• _Transcribed page data_
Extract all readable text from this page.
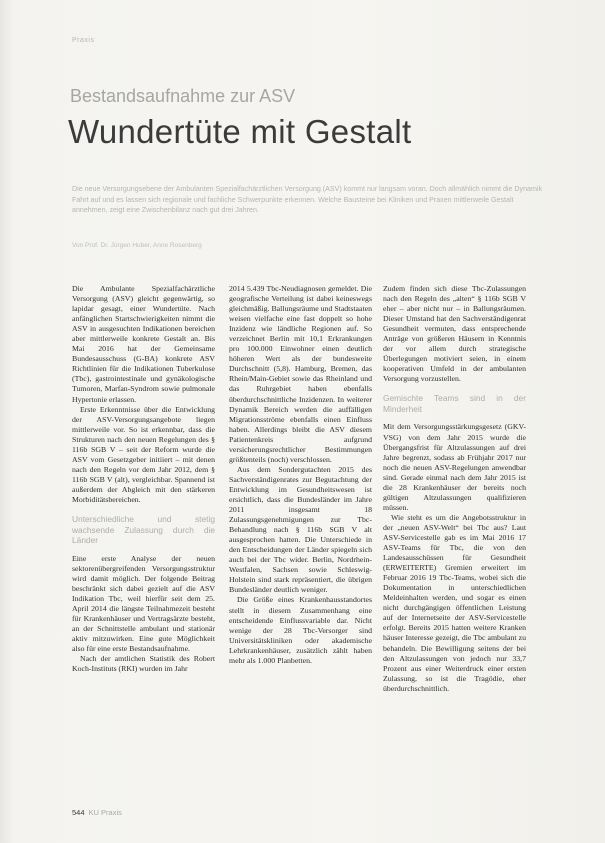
Praxis
Bestandsaufnahme zur ASV
Wundertüte mit Gestalt

Die neue Versorgungsebene der Ambulanten Spezialfachärztlichen Versorgung (ASV) kommt nur langsam voran. Doch allmählich nimmt die Dynamik Fahrt auf und es lassen sich regionale und fachliche Schwerpunkte erkennen. Welche Bausteine bei Kliniken und Praxen mittlerweile Gestalt annehmen, zeigt eine Zwischenbilanz nach gut drei Jahren.

Von Prof. Dr. Jürgen Huber, Anne Rosenberg

Die Ambulante Spezialfachärztliche Versorgung (ASV) gleicht gegenwärtig, so lapidar gesagt, einer Wundertüte. Nach anfänglichen Startschwierigkeiten nimmt die ASV in ausgesuchten Indikationen bereichen aber mittlerweile konkrete Gestalt an. Bis Mai 2016 hat der Gemeinsame Bundesausschuss (G-BA) konkrete ASV Richtlinien für die Indikationen Tuberkulose (Tbc), gastrointestinale und gynäkologische Tumoren, Marfan-Syndrom sowie pulmonale Hypertonie erlassen.

Erste Erkenntnisse über die Entwicklung der ASV-Versorgungsangebote liegen mittlerweile vor. So ist erkennbar, dass die Strukturen nach den neuen Regelungen des § 116b SGB V – seit der Reform wurde die ASV vom Gesetzgeber initiiert – mit denen nach den Regeln vor dem Jahr 2012, dem § 116b SGB V (alt), vergleichbar. Spannend ist außerdem der Abgleich mit den stärkeren Morbiditätsbereichen.

Unterschiedliche und stetig wachsende Zulassung durch die Länder

Eine erste Analyse der neuen sektorenübergreifenden Versorgungsstruktur wird damit möglich. Der folgende Beitrag beschränkt sich dabei gezielt auf die ASV Indikation Tbc, weil hierfür seit dem 25. April 2014 die längste Teilnahmezeit besteht für Krankenhäuser und Vertragsärzte besteht, an der Schnittstelle ambulant und stationär aktiv mitzuwirken. Eine gute Möglichkeit also für eine erste Bestandsaufnahme.

Nach der amtlichen Statistik des Robert Koch-Instituts (RKI) wurden im Jahr

2014 5.439 Tbc-Neudiagnosen gemeldet. Die geografische Verteilung ist dabei keineswegs gleichmäßig. Ballungsräume und Stadtstaaten weisen vielfache eine fast doppelt so hohe Inzidenz wie ländliche Regionen auf. So verzeichnet Berlin mit 10,1 Erkrankungen pro 100.000 Einwohner einen deutlich höheren Wert als der bundesweite Durchschnitt (5,8). Hamburg, Bremen, das Rhein/Main-Gebiet sowie das Rheinland und das Ruhrgebiet haben ebenfalls überdurchschnittliche Inzidenzen. In weiterer Dynamik Bereich werden die auffälligen Migrationsströme ebenfalls einen Einfluss haben. Allerdings bleibt die ASV diesem Patientenkreis aufgrund versicherungsrechtlicher Bestimmungen größtenteils (noch) verschlossen.

Aus dem Sondergutachten 2015 des Sachverständigenrates zur Begutachtung der Entwicklung im Gesundheitswesen ist ersichtlich, dass die Bundesländer im Jahre 2011 insgesamt 18 Zulassungsgenehmigungen zur Tbc-Behandlung nach § 116b SGB V alt ausgesprochen hatten. Die Unterschiede in den Entscheidungen der Länder spiegeln sich auch bei der Tbc wider. Berlin, Nordrhein-Westfalen, Sachsen sowie Schleswig-Holstein sind stark repräsentiert, die übrigen Bundesländer deutlich weniger.

Die Größe eines Krankenhausstandortes stellt in diesem Zusammenhang eine entscheidende Einflussvariable dar. Nicht wenige der 28 Tbc-Versorger sind Universitätskliniken oder akademische Lehrkrankenhäuser, zusätzlich zählt haben mehr als 1.000 Planbetten.

Zudem finden sich diese Tbc-Zulassungen nach den Regeln des „alten“ § 116b SGB V eher – aber nicht nur – in Ballungsräumen. Dieser Umstand hat den Sachverständigenrat Gesundheit vermuten, dass entsprechende Anträge von größeren Häusern in Kenntnis der vor allem durch strategische Überlegungen motiviert seien, in einem kooperativen Umfeld in der ambulanten Versorgung vorzustellen.

Gemischte Teams sind in der Minderheit

Mit dem Versorgungsstärkungsgesetz (GKV-VSG) von dem Jahr 2015 wurde die Übergangsfrist für Altzulassungen auf drei Jahre begrenzt, sodass ab Frühjahr 2017 nur noch die neuen ASV-Regelungen anwendbar sind. Gerade einmal nach dem Jahr 2015 ist die 28 Krankenhäuser der bereits noch gültigen Altzulassungen qualifizieren müssen.

Wie steht es um die Angebotsstruktur in der „neuen ASV-Welt“ bei Tbc aus? Laut ASV-Servicestelle gab es im Mai 2016 17 ASV-Teams für Tbc, die von den Landesausschüssen für Gesundheit (ERWEITERTE) Gremien erweitert im Februar 2016 19 Tbc-Teams, wobei sich die Dokumentation in unterschiedlichen Meldeinhalten werden, und sogar es einen nicht durchgängigen öffentlichen Leistung auf der Internetseite der ASV-Servicestelle erfolgt. Bereits 2015 hatten weitere Kranken häuser Interesse gezeigt, die Tbc ambulant zu behandeln. Die Bewilligung seitens der bei den Altzulassungen von jedoch nur 33,7 Prozent aus einer Weiterdruck einer ersten Zulassung, so ist die Tragödie, eher überdurchschnittlich.

544 KU Praxis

• _EXERCISE GOAL_
When you transcribe the lines above, keep every word exact but leave the pictures behind.

• _TASK RESULT_
Extract all readable text from this page.
Praxis
Bestandsaufnahme zur ASV
Wundertüte mit Gestalt

Die neue Versorgungsebene der Ambulanten Spezialfachärztlichen Versorgung (ASV) kommt nur langsam voran. Doch allmählich nimmt die Dynamik Fahrt auf und es lassen sich regionale und fachliche Schwerpunkte erkennen. Welche Bausteine bei Kliniken und Praxen mittlerweile Gestalt annehmen, zeigt eine Zwischenbilanz nach gut drei Jahren.

Von Prof. Dr. Jürgen Huber, Anne Rosenberg

Die Ambulante Spezialfachärztliche Versorgung (ASV) gleicht gegenwärtig, so lapidar gesagt, einer Wundertüte. Nach anfänglichen Startschwierigkeiten nimmt die ASV in ausgesuchten Indikationen bereichen aber mittlerweile konkrete Gestalt an. Bis Mai 2016 hat der Gemeinsame Bundesausschuss (G-BA) konkrete ASV Richtlinien für die Indikationen Tuberkulose (Tbc), gastrointestinale und gynäkologische Tumoren, Marfan-Syndrom sowie pulmonale Hypertonie erlassen.

Erste Erkenntnisse über die Entwicklung der ASV-Versorgungsangebote liegen mittlerweile vor. So ist erkennbar, dass die Strukturen nach den neuen Regelungen des § 116b SGB V – seit der Reform wurde die ASV vom Gesetzgeber initiiert – mit denen nach den Regeln vor dem Jahr 2012, dem § 116b SGB V (alt), vergleichbar. Spannend ist außerdem der Abgleich mit den stärkeren Morbiditätsbereichen.

Unterschiedliche und stetig wachsende Zulassung durch die Länder

Eine erste Analyse der neuen sektorenübergreifenden Versorgungsstruktur wird damit möglich. Der folgende Beitrag beschränkt sich dabei gezielt auf die ASV Indikation Tbc, weil hierfür seit dem 25. April 2014 die längste Teilnahmezeit besteht für Krankenhäuser und Vertragsärzte besteht, an der Schnittstelle ambulant und stationär aktiv mitzuwirken. Eine gute Möglichkeit also für eine erste Bestandsaufnahme.

Nach der amtlichen Statistik des Robert Koch-Instituts (RKI) wurden im Jahr

2014 5.439 Tbc-Neudiagnosen gemeldet. Die geografische Verteilung ist dabei keineswegs gleichmäßig. Ballungsräume und Stadtstaaten weisen vielfache eine fast doppelt so hohe Inzidenz wie ländliche Regionen auf. So verzeichnet Berlin mit 10,1 Erkrankungen pro 100.000 Einwohner einen deutlich höheren Wert als der bundesweite Durchschnitt (5,8). Hamburg, Bremen, das Rhein/Main-Gebiet sowie das Rheinland und das Ruhrgebiet haben ebenfalls überdurchschnittliche Inzidenzen. In weiterer Dynamik Bereich werden die auffälligen Migrationsströme ebenfalls einen Einfluss haben. Allerdings bleibt die ASV diesem Patientenkreis aufgrund versicherungsrechtlicher Bestimmungen größtenteils (noch) verschlossen.

Aus dem Sondergutachten 2015 des Sachverständigenrates zur Begutachtung der Entwicklung im Gesundheitswesen ist ersichtlich, dass die Bundesländer im Jahre 2011 insgesamt 18 Zulassungsgenehmigungen zur Tbc-Behandlung nach § 116b SGB V alt ausgesprochen hatten. Die Unterschiede in den Entscheidungen der Länder spiegeln sich auch bei der Tbc wider. Berlin, Nordrhein-Westfalen, Sachsen sowie Schleswig-Holstein sind stark repräsentiert, die übrigen Bundesländer deutlich weniger.

Die Größe eines Krankenhausstandortes stellt in diesem Zusammenhang eine entscheidende Einflussvariable dar. Nicht wenige der 28 Tbc-Versorger sind Universitätskliniken oder akademische Lehrkrankenhäuser, zusätzlich zählt haben mehr als 1.000 Planbetten.

Zudem finden sich diese Tbc-Zulassungen nach den Regeln des „alten“ § 116b SGB V eher – aber nicht nur – in Ballungsräumen. Dieser Umstand hat den Sachverständigenrat Gesundheit vermuten, dass entsprechende Anträge von größeren Häusern in Kenntnis der vor allem durch strategische Überlegungen motiviert seien, in einem kooperativen Umfeld in der ambulanten Versorgung vorzustellen.

Gemischte Teams sind in der Minderheit

Mit dem Versorgungsstärkungsgesetz (GKV-VSG) von dem Jahr 2015 wurde die Übergangsfrist für Altzulassungen auf drei Jahre begrenzt, sodass ab Frühjahr 2017 nur noch die neuen ASV-Regelungen anwendbar sind. Gerade einmal nach dem Jahr 2015 ist die 28 Krankenhäuser der bereits noch gültigen Altzulassungen qualifizieren müssen.

Wie steht es um die Angebotsstruktur in der „neuen ASV-Welt“ bei Tbc aus? Laut ASV-Servicestelle gab es im Mai 2016 17 ASV-Teams für Tbc, die von den Landesausschüssen für Gesundheit (ERWEITERTE) Gremien erweitert im Februar 2016 19 Tbc-Teams, wobei sich die Dokumentation in unterschiedlichen Meldeinhalten werden, und sogar es einen nicht durchgängigen öffentlichen Leistung auf der Internetseite der ASV-Servicestelle erfolgt. Bereits 2015 hatten weitere Kranken häuser Interesse gezeigt, die Tbc ambulant zu behandeln. Die Bewilligung seitens der bei den Altzulassungen von jedoch nur 33,7 Prozent aus einer Weiterdruck einer ersten Zulassung, so ist die Tragödie, eher überdurchschnittlich.

544 KU Praxis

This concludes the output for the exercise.